* _Passage to read_:
[Start]

When could we prefer the use of RNN nets instead of LSTM nets? why?

They're both well suited for processing sequential data, but:


RNNs are simpler and computationally less expensive than LSTMs. They have the ability to process sequential data with a fixed-length window, good for tasks such as language modeling and speech recognition. Relatively simple tasks.	Suffer from VG, hard to train on long-term dependencies
LSTMs overcome the above limitations by incorporating gates that help control the flow of information through the network. Good for language translation and text generation (needing long memory).	More expensive

Why do we need an attention mechanism? Aren't LSTM enough?
- LSTMs are powerful, but may not be enough to fully capture the complexity of the data. An attention mechanism allows the model to focus on specific parts of the input when making predictions, by assigning a weight to each input and creating a weighted sum as the input of the next layer. Moreover, LSTM suffer from VG problem, like any recurrence mechanism, so there exist recurrence-free approaches that use only attention, like the Transformers .
Why do we need a recurrence mechanism? Isn't the attention mechanism enough?

[End]

* _Given records_:

[Start]

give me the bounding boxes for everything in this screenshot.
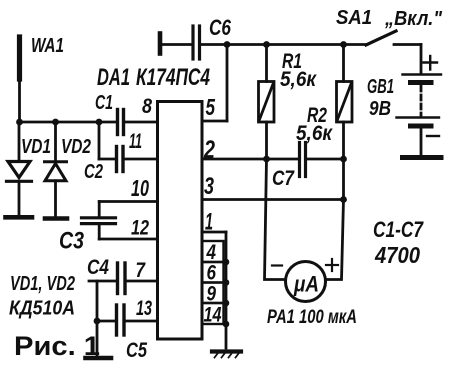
svg-text:12: 12 xyxy=(131,217,149,240)
antenna WA1 xyxy=(17,37,22,122)
resistor R1 xyxy=(259,45,275,160)
diode VD1 xyxy=(7,162,32,182)
svg-text:5: 5 xyxy=(206,94,216,120)
node: C5 tee junction xyxy=(94,318,101,325)
wire: stub to C6 xyxy=(160,43,192,46)
pin box 4 xyxy=(202,241,224,262)
ground terminal under C4/C5 xyxy=(86,356,112,361)
node: pin5 riser junction xyxy=(224,41,231,48)
svg-text:7: 7 xyxy=(136,259,147,282)
svg-text:К174ПС4: К174ПС4 xyxy=(136,64,210,91)
label battery minus xyxy=(427,135,439,137)
pin box 9 xyxy=(202,283,224,304)
node: VD2 branch junction xyxy=(52,119,59,126)
wire: VD1 branch xyxy=(18,122,21,162)
wire: riser to pin 5 xyxy=(226,45,229,122)
wire: pin 3 xyxy=(202,198,344,201)
ground (chassis) xyxy=(212,352,241,358)
wire: pins 4-6-9-14 common riser xyxy=(225,232,228,348)
wire: C1 to pin 8 xyxy=(125,121,158,124)
svg-text:13: 13 xyxy=(136,297,152,320)
svg-text:VD1, VD2: VD1, VD2 xyxy=(10,273,75,295)
wire: meter left column xyxy=(265,159,286,280)
svg-text:С5: С5 xyxy=(126,339,147,362)
svg-text:10: 10 xyxy=(131,175,149,201)
svg-text:11: 11 xyxy=(129,130,142,153)
svg-text:WA1: WA1 xyxy=(31,35,64,57)
svg-text:3: 3 xyxy=(204,173,214,200)
battery GB1 xyxy=(397,45,442,158)
wire: to C5 xyxy=(97,320,115,323)
svg-text:VD2: VD2 xyxy=(61,136,91,158)
wire: C4/C5 left column xyxy=(96,281,99,357)
node: WA1/bus junction xyxy=(16,119,23,126)
svg-text:4700: 4700 xyxy=(374,242,420,268)
svg-text:SA1: SA1 xyxy=(336,7,372,29)
svg-text:VD1: VD1 xyxy=(21,136,51,158)
svg-text:6: 6 xyxy=(207,262,217,285)
node: R1 top junction xyxy=(263,41,270,48)
diode VD2 xyxy=(45,162,67,181)
wire: C4 to pin 7 xyxy=(127,280,158,283)
wire: pin 10 xyxy=(99,200,157,203)
svg-text:2: 2 xyxy=(203,136,215,164)
wire: C4 left xyxy=(89,280,116,283)
svg-text:8: 8 xyxy=(142,95,152,118)
label plus at meter xyxy=(326,259,338,271)
node: box9 junction xyxy=(223,300,230,307)
wire: VD2 to common xyxy=(54,181,57,217)
wire: VD1 to common xyxy=(18,181,21,215)
capacitor C5 xyxy=(117,305,125,335)
wire: to C2 xyxy=(99,158,116,161)
svg-text:С7: С7 xyxy=(272,167,295,190)
capacitor C6 xyxy=(193,26,200,59)
svg-text:GВ1: GВ1 xyxy=(367,76,394,98)
capacitor C7 xyxy=(300,143,306,177)
node: R2/SA1 junction xyxy=(340,41,347,48)
op-amp / IC DA1 K174PS4 body xyxy=(158,102,203,340)
svg-text:С3: С3 xyxy=(59,228,85,255)
wire: C2 to pin 11 xyxy=(125,158,158,161)
svg-text:С1-С7: С1-С7 xyxy=(373,217,424,242)
wire: pin 12 xyxy=(99,238,157,241)
svg-text:14: 14 xyxy=(204,304,222,327)
capacitor C4 xyxy=(118,263,126,294)
terminal stub at C6 input xyxy=(158,34,163,54)
wire: top bus xyxy=(201,43,367,46)
capacitor C1 xyxy=(118,110,124,135)
wire: pin10 down to C3 xyxy=(98,202,101,217)
meter PA1 xyxy=(286,262,326,302)
svg-text:С6: С6 xyxy=(209,15,232,40)
svg-text:μА: μА xyxy=(293,272,319,297)
label minus at meter xyxy=(272,264,282,266)
wire: SA1 to battery xyxy=(394,43,421,46)
capacitor C2 xyxy=(117,147,124,172)
ground terminal under VD2 xyxy=(45,216,67,221)
wire: pin 2 to C7 xyxy=(202,158,298,161)
svg-text:DA1: DA1 xyxy=(97,64,130,91)
node: box4 junction xyxy=(223,259,230,266)
svg-text:С2: С2 xyxy=(84,161,103,183)
svg-text:„Вкл.": „Вкл." xyxy=(384,8,442,30)
svg-text:5,6к: 5,6к xyxy=(280,67,317,91)
wire: VD2 branch xyxy=(54,122,57,163)
svg-text:9В: 9В xyxy=(369,98,391,120)
svg-text:РА1 100 мкА: РА1 100 мкА xyxy=(267,307,357,328)
pin box 14 xyxy=(202,303,224,324)
wire: down from C1 tee xyxy=(98,122,101,159)
svg-text:1: 1 xyxy=(205,209,213,236)
node: box14 junction xyxy=(223,321,230,328)
ground terminal under VD1 xyxy=(6,215,33,220)
node: R1 bottom junction xyxy=(263,156,270,163)
wire: pin 1 xyxy=(202,231,226,234)
wire: left bus y=122 xyxy=(20,121,117,124)
switch SA1 blade xyxy=(366,31,396,45)
capacitor C3 xyxy=(82,218,116,224)
wire: pin 5 xyxy=(202,120,227,123)
node: C1/C2 tee junction xyxy=(96,119,103,126)
wire: meter right column xyxy=(326,200,344,280)
wire: C5 to pin 13 xyxy=(126,320,158,323)
node: R2 bottom junction xyxy=(340,156,347,163)
resistor R2 xyxy=(337,45,353,200)
wire: C3 down to pin 12 xyxy=(98,225,101,239)
svg-text:С4: С4 xyxy=(87,256,109,279)
svg-text:5,6к: 5,6к xyxy=(296,121,333,145)
label battery plus xyxy=(424,56,438,70)
svg-text:С1: С1 xyxy=(95,92,113,114)
svg-text:КД510А: КД510А xyxy=(9,297,75,320)
pin box 6 xyxy=(202,262,224,283)
wire: C7 to R2 column xyxy=(307,158,344,161)
node: pin3/R2 junction xyxy=(340,196,347,203)
node: box6 junction xyxy=(223,279,230,286)
svg-text:Рис. 1: Рис. 1 xyxy=(14,331,100,361)
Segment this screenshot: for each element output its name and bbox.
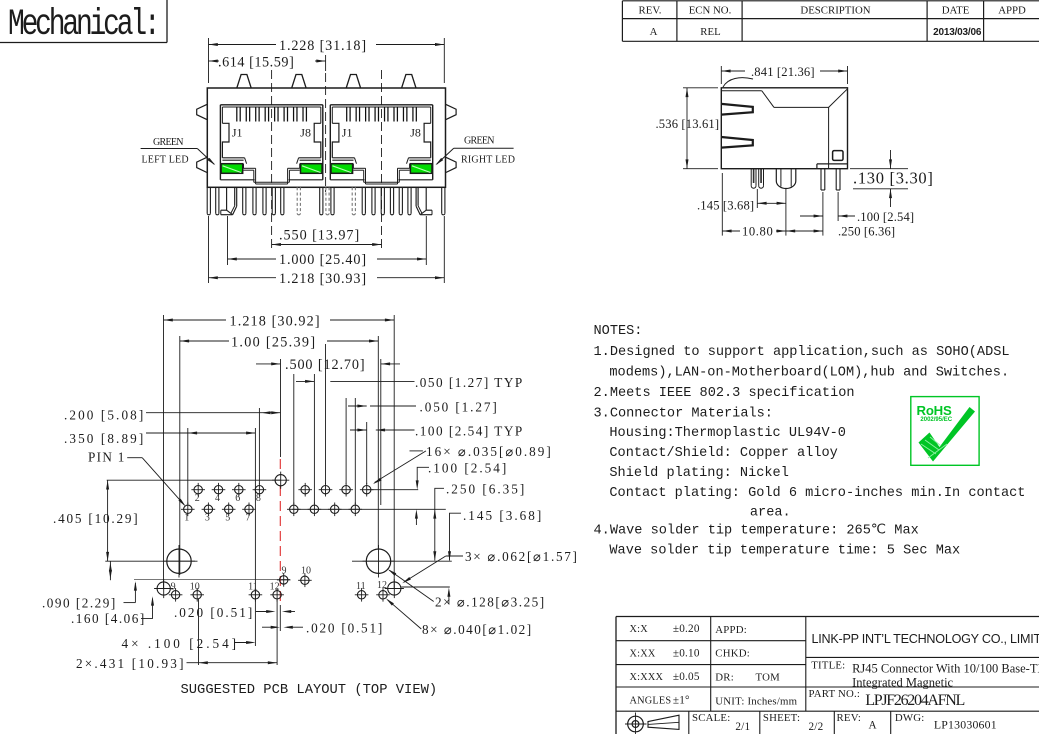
svg-text:.145 [3.68]: .145 [3.68] (697, 199, 754, 213)
svg-text:NOTES:: NOTES: (594, 324, 643, 339)
svg-text:CHKD:: CHKD: (715, 648, 750, 660)
svg-text:.405 [10.29]: .405 [10.29] (53, 511, 139, 526)
svg-text:1.218 [30.92]: 1.218 [30.92] (230, 313, 321, 329)
svg-text:.614 [15.59]: .614 [15.59] (218, 55, 294, 71)
svg-text:.841 [21.36]: .841 [21.36] (751, 65, 815, 79)
svg-text:1: 1 (184, 513, 189, 524)
svg-text:11: 11 (356, 581, 366, 592)
svg-text:1.00 [25.39]: 1.00 [25.39] (231, 334, 316, 350)
svg-text:APPD: APPD (998, 5, 1026, 17)
svg-text:.500 [12.70]: .500 [12.70] (285, 357, 366, 373)
svg-text:Contact plating: Gold 6 micro-: Contact plating: Gold 6 micro-inches min… (609, 486, 1025, 501)
svg-text:2× ⌀.128[⌀3.25]: 2× ⌀.128[⌀3.25] (435, 595, 546, 610)
svg-text:4× .100 [2.54]: 4× .100 [2.54] (122, 636, 240, 651)
svg-text:.100 [2.54]: .100 [2.54] (857, 210, 914, 224)
svg-text:GREEN: GREEN (464, 136, 494, 147)
svg-text:.160 [4.06]: .160 [4.06] (71, 611, 146, 626)
svg-text:±0.20: ±0.20 (673, 623, 700, 635)
svg-text:J8: J8 (410, 126, 421, 140)
svg-text:.250 [6.35]: .250 [6.35] (446, 481, 526, 496)
svg-text:PART NO.:: PART NO.: (809, 688, 861, 700)
svg-text:SUGGESTED PCB LAYOUT (TOP VIEW: SUGGESTED PCB LAYOUT (TOP VIEW) (181, 682, 438, 698)
svg-text:1.000 [25.40]: 1.000 [25.40] (279, 252, 367, 268)
svg-text:GREEN: GREEN (153, 137, 183, 148)
svg-text:2013/03/06: 2013/03/06 (933, 27, 982, 38)
svg-text:APPD:: APPD: (715, 624, 747, 636)
svg-text:.130 [3.30]: .130 [3.30] (853, 169, 934, 188)
svg-text:REV.: REV. (639, 5, 662, 17)
svg-text:3.Connector Materials:: 3.Connector Materials: (594, 407, 773, 422)
svg-text:3: 3 (205, 513, 210, 524)
svg-text:.536 [13.61]: .536 [13.61] (656, 117, 720, 131)
svg-text:8: 8 (256, 493, 261, 504)
svg-text:Housing:Thermoplastic UL94V-0: Housing:Thermoplastic UL94V-0 (609, 426, 846, 441)
svg-text:5: 5 (225, 513, 230, 524)
svg-text:SCALE:: SCALE: (692, 712, 730, 724)
svg-text:2/1: 2/1 (735, 721, 750, 733)
svg-text:RJ45 Connector With 10/100 Bas: RJ45 Connector With 10/100 Base-TX (852, 662, 1039, 676)
svg-text:LEFT LED: LEFT LED (142, 155, 189, 166)
svg-text:J1: J1 (232, 126, 243, 140)
svg-text:modems),LAN-on-Motherboard(LOM: modems),LAN-on-Motherboard(LOM),hub and … (609, 366, 1009, 381)
svg-text:area.: area. (750, 506, 791, 521)
svg-text:6: 6 (235, 493, 240, 504)
svg-text:.020 [0.51]: .020 [0.51] (306, 621, 384, 636)
svg-text:A: A (869, 720, 877, 732)
svg-text:.200 [5.08]: .200 [5.08] (64, 408, 145, 423)
svg-text:J1: J1 (342, 126, 353, 140)
svg-text:X:XX: X:XX (630, 648, 656, 659)
svg-text:REL: REL (700, 26, 720, 38)
svg-text:J8: J8 (300, 126, 311, 140)
svg-text:8× ⌀.040[⌀1.02]: 8× ⌀.040[⌀1.02] (422, 622, 533, 637)
svg-text:4.Wave solder tip temperature:: 4.Wave solder tip temperature: 265℃ Max (594, 524, 919, 539)
svg-text:9: 9 (171, 582, 176, 593)
svg-text:±0.05: ±0.05 (673, 671, 700, 683)
svg-text:.145 [3.68]: .145 [3.68] (463, 508, 543, 523)
svg-text:10: 10 (190, 582, 200, 593)
svg-text:.100 [2.54] TYP: .100 [2.54] TYP (415, 423, 524, 438)
svg-text:12: 12 (270, 582, 280, 593)
svg-text:DESCRIPTION: DESCRIPTION (800, 5, 870, 17)
svg-text:X:X: X:X (630, 624, 649, 635)
svg-text:LPJF26204AFNL: LPJF26204AFNL (865, 692, 964, 709)
svg-text:±0.10: ±0.10 (673, 647, 700, 659)
svg-text:1.218 [30.93]: 1.218 [30.93] (279, 271, 367, 287)
svg-text:DWG:: DWG: (895, 712, 925, 724)
svg-text:RoHS: RoHS (917, 403, 953, 418)
svg-text:Mechanical:: Mechanical: (8, 4, 158, 46)
svg-text:10.80: 10.80 (742, 225, 773, 239)
svg-text:2×.431 [10.93]: 2×.431 [10.93] (76, 656, 186, 671)
svg-text:PIN 1: PIN 1 (88, 450, 126, 465)
svg-text:.050 [1.27] TYP: .050 [1.27] TYP (415, 375, 524, 390)
svg-text:TOM: TOM (756, 672, 781, 684)
svg-text:Contact/Shield: Copper alloy: Contact/Shield: Copper alloy (609, 446, 837, 461)
svg-text:.050 [1.27]: .050 [1.27] (420, 399, 499, 414)
svg-text:Wave solder tip temperature ti: Wave solder tip temperature time: 5 Sec … (609, 544, 960, 559)
svg-text:12: 12 (377, 580, 387, 591)
svg-text:Shield plating: Nickel: Shield plating: Nickel (609, 466, 788, 481)
svg-text:A: A (650, 26, 658, 38)
svg-text:RIGHT LED: RIGHT LED (461, 155, 515, 166)
svg-text:±1°: ±1° (673, 695, 690, 707)
svg-text:11: 11 (248, 582, 258, 593)
svg-text:UNIT: Inches/mm: UNIT: Inches/mm (715, 696, 797, 708)
svg-text:2: 2 (195, 493, 200, 504)
svg-text:.090 [2.29]: .090 [2.29] (42, 596, 117, 611)
svg-text:REV:: REV: (837, 712, 862, 724)
svg-text:3× ⌀.062[⌀1.57]: 3× ⌀.062[⌀1.57] (465, 549, 579, 564)
svg-text:ECN NO.: ECN NO. (689, 5, 732, 17)
svg-text:2002/95/EC: 2002/95/EC (920, 417, 952, 423)
svg-text:DATE: DATE (942, 5, 970, 17)
svg-text:LP13030601: LP13030601 (934, 718, 997, 732)
svg-text:1.228 [31.18]: 1.228 [31.18] (279, 38, 367, 54)
svg-text:2.Meets IEEE 802.3 specificati: 2.Meets IEEE 802.3 specification (594, 386, 855, 401)
svg-text:4: 4 (215, 493, 220, 504)
svg-text:.550 [13.97]: .550 [13.97] (279, 228, 360, 244)
svg-text:LINK-PP INT’L TECHNOLOGY CO.,: LINK-PP INT’L TECHNOLOGY CO., LIMITED (812, 632, 1039, 646)
svg-text:X:XXX: X:XXX (630, 672, 664, 683)
svg-text:DR:: DR: (715, 672, 734, 684)
svg-text:Integrated Magnetic: Integrated Magnetic (852, 676, 953, 690)
svg-text:ANGLES: ANGLES (630, 696, 672, 707)
svg-text:1.Designed to support applicat: 1.Designed to support application,such a… (594, 345, 1010, 360)
svg-text:SHEET:: SHEET: (763, 712, 800, 724)
svg-text:2/2: 2/2 (809, 721, 824, 733)
svg-text:.250 [6.36]: .250 [6.36] (838, 225, 895, 239)
svg-text:7: 7 (246, 513, 251, 524)
svg-text:TITLE:: TITLE: (811, 660, 845, 672)
svg-text:.100 [2.54]: .100 [2.54] (428, 460, 508, 475)
svg-text:16× ⌀.035[⌀0.89]: 16× ⌀.035[⌀0.89] (426, 444, 553, 459)
svg-text:.350 [8.89]: .350 [8.89] (64, 431, 145, 446)
svg-text:10: 10 (301, 566, 311, 577)
svg-text:9: 9 (282, 566, 287, 577)
svg-text:.020 [0.51]: .020 [0.51] (174, 605, 254, 620)
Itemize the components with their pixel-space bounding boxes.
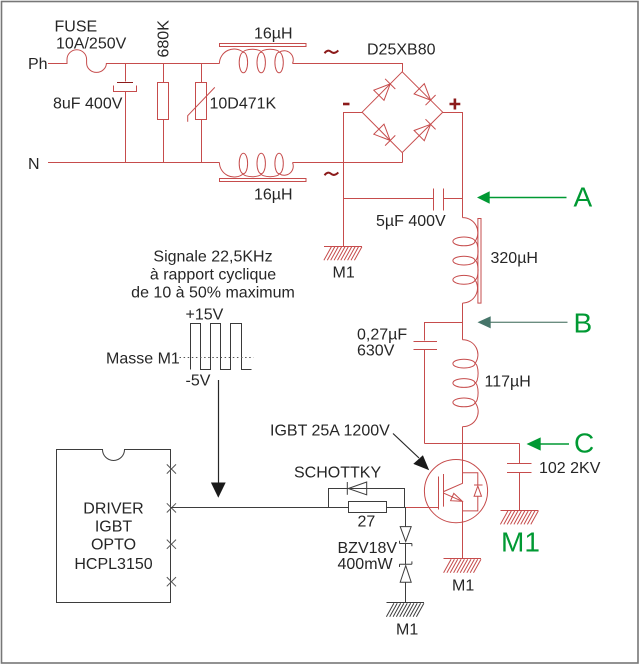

[End]

* _Aim of the exercise_:
Transcribe the passage on RNNs and LSTMs from "- LSTMs are" up to and including "the Transformers .". The lines aren't needed here.

* _Solution_:
- LSTMs are powerful, but may not be enough to fully capture the complexity of the data. An attention mechanism allows the model to focus on specific parts of the input when making predictions, by assigning a weight to each input and creating a weighted sum as the input of the next layer. Moreover, LSTM suffer from VG problem, like any recurrence mechanism, so there exist recurrence-free approaches that use only attention, like the Transformers .